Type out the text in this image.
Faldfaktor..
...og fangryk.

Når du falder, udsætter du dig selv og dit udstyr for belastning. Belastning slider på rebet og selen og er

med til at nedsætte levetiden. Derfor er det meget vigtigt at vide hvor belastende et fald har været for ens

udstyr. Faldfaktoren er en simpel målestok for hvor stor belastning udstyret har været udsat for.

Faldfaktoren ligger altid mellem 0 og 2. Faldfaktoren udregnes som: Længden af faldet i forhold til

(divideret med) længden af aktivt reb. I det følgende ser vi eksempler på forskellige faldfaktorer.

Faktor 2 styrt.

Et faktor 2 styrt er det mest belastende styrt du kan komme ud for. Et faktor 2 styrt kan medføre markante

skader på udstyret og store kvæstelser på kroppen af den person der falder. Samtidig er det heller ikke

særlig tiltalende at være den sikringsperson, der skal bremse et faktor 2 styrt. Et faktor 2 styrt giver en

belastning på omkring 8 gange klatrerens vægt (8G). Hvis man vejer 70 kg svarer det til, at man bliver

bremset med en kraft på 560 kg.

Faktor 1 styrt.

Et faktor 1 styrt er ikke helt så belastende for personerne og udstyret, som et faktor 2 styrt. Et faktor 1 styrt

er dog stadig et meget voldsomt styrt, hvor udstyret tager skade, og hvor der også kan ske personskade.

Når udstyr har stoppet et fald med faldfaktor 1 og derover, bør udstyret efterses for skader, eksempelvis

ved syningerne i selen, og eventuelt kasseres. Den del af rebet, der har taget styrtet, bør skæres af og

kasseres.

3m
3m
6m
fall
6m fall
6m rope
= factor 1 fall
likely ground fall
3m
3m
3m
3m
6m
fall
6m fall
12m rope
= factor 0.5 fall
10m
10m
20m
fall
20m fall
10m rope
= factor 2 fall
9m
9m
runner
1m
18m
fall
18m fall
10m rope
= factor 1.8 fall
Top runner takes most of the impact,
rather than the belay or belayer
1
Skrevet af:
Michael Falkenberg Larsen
────
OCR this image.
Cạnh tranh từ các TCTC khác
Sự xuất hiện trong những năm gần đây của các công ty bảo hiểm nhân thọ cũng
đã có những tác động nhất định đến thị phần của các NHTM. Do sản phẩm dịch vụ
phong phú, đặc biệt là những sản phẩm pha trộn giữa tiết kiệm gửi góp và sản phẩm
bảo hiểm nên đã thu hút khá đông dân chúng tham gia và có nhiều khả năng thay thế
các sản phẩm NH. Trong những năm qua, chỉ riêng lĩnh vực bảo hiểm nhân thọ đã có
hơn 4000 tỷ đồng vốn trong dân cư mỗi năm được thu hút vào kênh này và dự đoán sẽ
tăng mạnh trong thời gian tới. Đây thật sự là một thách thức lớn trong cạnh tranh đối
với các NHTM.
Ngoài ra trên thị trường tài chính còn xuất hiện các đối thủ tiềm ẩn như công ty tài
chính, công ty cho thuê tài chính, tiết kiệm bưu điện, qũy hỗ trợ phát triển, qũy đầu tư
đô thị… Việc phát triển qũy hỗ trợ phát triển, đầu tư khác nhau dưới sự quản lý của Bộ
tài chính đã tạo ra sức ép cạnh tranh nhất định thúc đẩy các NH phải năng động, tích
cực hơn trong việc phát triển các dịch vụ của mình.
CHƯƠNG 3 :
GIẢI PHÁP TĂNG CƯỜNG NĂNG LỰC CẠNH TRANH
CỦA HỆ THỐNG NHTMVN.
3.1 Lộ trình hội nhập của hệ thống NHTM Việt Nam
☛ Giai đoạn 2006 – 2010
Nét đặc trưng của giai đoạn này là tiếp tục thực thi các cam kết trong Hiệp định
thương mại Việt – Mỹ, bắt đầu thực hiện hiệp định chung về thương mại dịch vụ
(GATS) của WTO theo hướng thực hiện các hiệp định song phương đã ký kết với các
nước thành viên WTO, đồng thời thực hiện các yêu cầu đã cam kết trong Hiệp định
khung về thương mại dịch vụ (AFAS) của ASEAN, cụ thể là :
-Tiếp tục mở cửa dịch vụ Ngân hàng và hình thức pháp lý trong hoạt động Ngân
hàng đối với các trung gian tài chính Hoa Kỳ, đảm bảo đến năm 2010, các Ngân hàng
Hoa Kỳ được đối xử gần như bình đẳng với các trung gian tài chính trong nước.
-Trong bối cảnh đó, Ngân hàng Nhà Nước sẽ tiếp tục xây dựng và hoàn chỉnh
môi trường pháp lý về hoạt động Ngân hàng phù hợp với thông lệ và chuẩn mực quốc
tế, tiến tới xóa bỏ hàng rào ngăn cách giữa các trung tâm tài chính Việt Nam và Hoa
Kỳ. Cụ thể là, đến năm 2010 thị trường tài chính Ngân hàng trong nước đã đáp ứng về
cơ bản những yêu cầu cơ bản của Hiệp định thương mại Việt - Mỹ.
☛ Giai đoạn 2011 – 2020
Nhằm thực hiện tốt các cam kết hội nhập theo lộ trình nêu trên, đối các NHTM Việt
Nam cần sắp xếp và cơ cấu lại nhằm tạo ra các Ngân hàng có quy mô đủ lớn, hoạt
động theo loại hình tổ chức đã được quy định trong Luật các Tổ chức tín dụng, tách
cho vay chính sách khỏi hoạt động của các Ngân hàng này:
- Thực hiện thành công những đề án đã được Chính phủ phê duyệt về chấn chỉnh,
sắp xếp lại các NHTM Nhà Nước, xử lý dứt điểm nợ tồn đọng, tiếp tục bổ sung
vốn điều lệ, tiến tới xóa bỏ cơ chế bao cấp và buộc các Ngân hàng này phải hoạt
────
▸ What needs to be done
Go through the lines above. Select every one that has the string "thời".

▸ Answer to this exercise
tăng mạnh trong thời gian tới. Đây thật sự là một thách thức lớn trong cạnh tranh đối
nước thành viên WTO, đồng thời thực hiện các yêu cầu đã cam kết trong Hiệp định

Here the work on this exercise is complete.